> _Available records_
↓

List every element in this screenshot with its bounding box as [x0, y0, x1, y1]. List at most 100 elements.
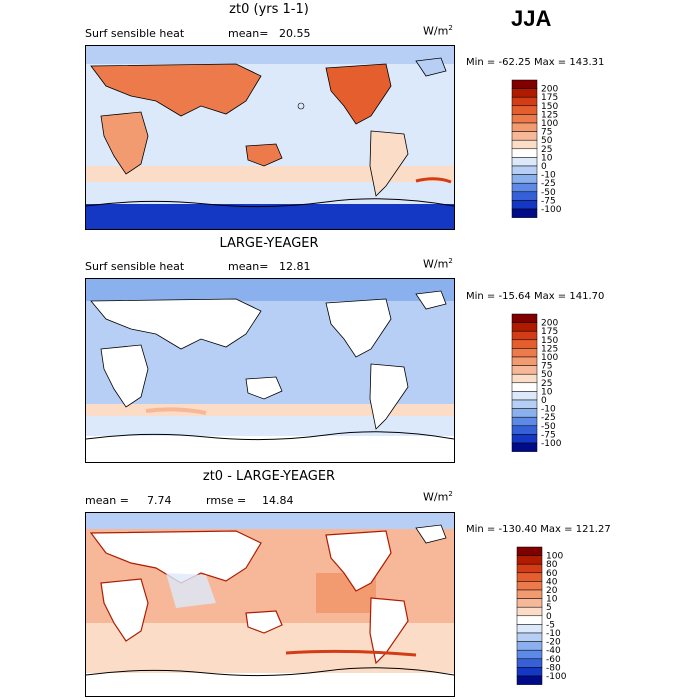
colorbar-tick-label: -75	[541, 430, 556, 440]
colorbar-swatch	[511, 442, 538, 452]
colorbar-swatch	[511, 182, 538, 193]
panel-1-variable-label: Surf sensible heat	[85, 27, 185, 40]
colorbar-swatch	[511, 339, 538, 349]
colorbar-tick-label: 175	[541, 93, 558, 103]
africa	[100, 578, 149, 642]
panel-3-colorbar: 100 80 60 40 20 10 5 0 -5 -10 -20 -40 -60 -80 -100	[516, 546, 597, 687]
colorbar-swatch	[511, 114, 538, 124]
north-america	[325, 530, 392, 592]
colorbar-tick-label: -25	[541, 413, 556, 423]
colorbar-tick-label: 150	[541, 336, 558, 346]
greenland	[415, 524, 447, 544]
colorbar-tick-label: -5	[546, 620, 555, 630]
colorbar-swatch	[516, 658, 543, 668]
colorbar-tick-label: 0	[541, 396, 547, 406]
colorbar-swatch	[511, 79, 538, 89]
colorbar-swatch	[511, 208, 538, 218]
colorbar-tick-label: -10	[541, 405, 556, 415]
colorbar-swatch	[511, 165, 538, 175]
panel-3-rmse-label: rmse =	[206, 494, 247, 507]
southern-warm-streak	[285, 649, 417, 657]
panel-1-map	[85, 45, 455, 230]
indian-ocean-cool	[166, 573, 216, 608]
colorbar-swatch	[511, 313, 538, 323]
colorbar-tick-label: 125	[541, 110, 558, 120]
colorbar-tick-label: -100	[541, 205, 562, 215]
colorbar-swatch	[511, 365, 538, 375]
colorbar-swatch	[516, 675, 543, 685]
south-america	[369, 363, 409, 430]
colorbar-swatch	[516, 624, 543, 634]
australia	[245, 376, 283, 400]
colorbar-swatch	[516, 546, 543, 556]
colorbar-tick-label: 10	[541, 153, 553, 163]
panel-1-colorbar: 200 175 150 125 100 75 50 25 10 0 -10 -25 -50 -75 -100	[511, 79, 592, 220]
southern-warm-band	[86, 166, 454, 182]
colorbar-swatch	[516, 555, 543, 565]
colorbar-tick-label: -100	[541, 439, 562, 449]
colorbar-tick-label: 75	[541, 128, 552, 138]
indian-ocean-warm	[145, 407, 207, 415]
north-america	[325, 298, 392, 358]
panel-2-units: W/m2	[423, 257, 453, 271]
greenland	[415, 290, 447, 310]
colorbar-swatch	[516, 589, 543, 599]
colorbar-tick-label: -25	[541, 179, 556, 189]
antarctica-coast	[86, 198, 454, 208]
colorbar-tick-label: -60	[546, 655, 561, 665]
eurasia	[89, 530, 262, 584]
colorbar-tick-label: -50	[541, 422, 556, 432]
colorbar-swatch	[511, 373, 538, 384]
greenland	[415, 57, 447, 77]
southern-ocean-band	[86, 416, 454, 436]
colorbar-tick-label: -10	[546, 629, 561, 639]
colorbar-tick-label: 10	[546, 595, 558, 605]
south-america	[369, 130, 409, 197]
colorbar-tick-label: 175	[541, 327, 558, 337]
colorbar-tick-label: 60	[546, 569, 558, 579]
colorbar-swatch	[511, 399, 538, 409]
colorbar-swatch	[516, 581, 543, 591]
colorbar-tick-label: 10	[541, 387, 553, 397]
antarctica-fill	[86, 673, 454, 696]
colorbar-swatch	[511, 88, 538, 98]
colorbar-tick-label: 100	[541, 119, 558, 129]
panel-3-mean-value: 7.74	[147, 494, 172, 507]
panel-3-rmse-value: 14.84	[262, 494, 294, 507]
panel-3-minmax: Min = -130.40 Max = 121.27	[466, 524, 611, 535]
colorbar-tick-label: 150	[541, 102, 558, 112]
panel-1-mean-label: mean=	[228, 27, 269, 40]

↑

> _Task objective_
Write out the records above again, switching each "colorbar-swatch" to "legend-swatch" and keeping everything else the same. Leave out the pictures.

> _Solution to this task_
List every element in this screenshot with its bounding box as [x0, y0, x1, y1]. List at most 100 elements.
colorbar-tick-label: -75	[541, 430, 556, 440]
legend-swatch	[511, 442, 538, 452]
legend-swatch	[511, 182, 538, 193]
panel-1-variable-label: Surf sensible heat	[85, 27, 185, 40]
legend-swatch	[511, 339, 538, 349]
colorbar-tick-label: 175	[541, 93, 558, 103]
africa	[100, 578, 149, 642]
panel-3-colorbar: 100 80 60 40 20 10 5 0 -5 -10 -20 -40 -60 -80 -100	[516, 546, 597, 687]
legend-swatch	[511, 114, 538, 124]
north-america	[325, 530, 392, 592]
colorbar-tick-label: -25	[541, 413, 556, 423]
colorbar-tick-label: 150	[541, 336, 558, 346]
greenland	[415, 524, 447, 544]
colorbar-tick-label: -5	[546, 620, 555, 630]
legend-swatch	[516, 658, 543, 668]
colorbar-tick-label: 0	[541, 396, 547, 406]
legend-swatch	[511, 79, 538, 89]
legend-swatch	[511, 208, 538, 218]
colorbar-tick-label: -10	[541, 405, 556, 415]
legend-swatch	[511, 165, 538, 175]
panel-3-rmse-label: rmse =	[206, 494, 247, 507]
southern-warm-streak	[285, 649, 417, 657]
panel-1-map	[85, 45, 455, 230]
indian-ocean-cool	[166, 573, 216, 608]
legend-swatch	[511, 313, 538, 323]
colorbar-tick-label: 125	[541, 110, 558, 120]
colorbar-tick-label: -100	[541, 205, 562, 215]
legend-swatch	[511, 365, 538, 375]
legend-swatch	[516, 675, 543, 685]
south-america	[369, 363, 409, 430]
legend-swatch	[516, 624, 543, 634]
australia	[245, 376, 283, 400]
legend-swatch	[516, 546, 543, 556]
colorbar-tick-label: 10	[541, 153, 553, 163]
panel-1-colorbar: 200 175 150 125 100 75 50 25 10 0 -10 -25 -50 -75 -100	[511, 79, 592, 220]
southern-warm-band	[86, 166, 454, 182]
legend-swatch	[516, 555, 543, 565]
colorbar-tick-label: -100	[541, 439, 562, 449]
colorbar-tick-label: 75	[541, 128, 552, 138]
indian-ocean-warm	[145, 407, 207, 415]
north-america	[325, 298, 392, 358]
panel-2-units: W/m2	[423, 257, 453, 271]
greenland	[415, 290, 447, 310]
legend-swatch	[516, 589, 543, 599]
colorbar-tick-label: -25	[541, 179, 556, 189]
antarctica-coast	[86, 198, 454, 208]
colorbar-tick-label: -60	[546, 655, 561, 665]
eurasia	[89, 530, 262, 584]
colorbar-tick-label: -50	[541, 422, 556, 432]
legend-swatch	[511, 373, 538, 384]
greenland	[415, 57, 447, 77]
southern-ocean-band	[86, 416, 454, 436]
colorbar-tick-label: -10	[546, 629, 561, 639]
colorbar-tick-label: 10	[546, 595, 558, 605]
south-america	[369, 130, 409, 197]
colorbar-tick-label: 175	[541, 327, 558, 337]
colorbar-tick-label: 60	[546, 569, 558, 579]
legend-swatch	[511, 399, 538, 409]
legend-swatch	[516, 581, 543, 591]
colorbar-tick-label: 10	[541, 387, 553, 397]
antarctica-fill	[86, 673, 454, 696]
legend-swatch	[511, 88, 538, 98]
colorbar-tick-label: 100	[541, 119, 558, 129]
panel-3-mean-value: 7.74	[147, 494, 172, 507]
panel-3-rmse-value: 14.84	[262, 494, 294, 507]
panel-3-minmax: Min = -130.40 Max = 121.27	[466, 524, 611, 535]
colorbar-tick-label: 150	[541, 102, 558, 112]
panel-1-mean-label: mean=	[228, 27, 269, 40]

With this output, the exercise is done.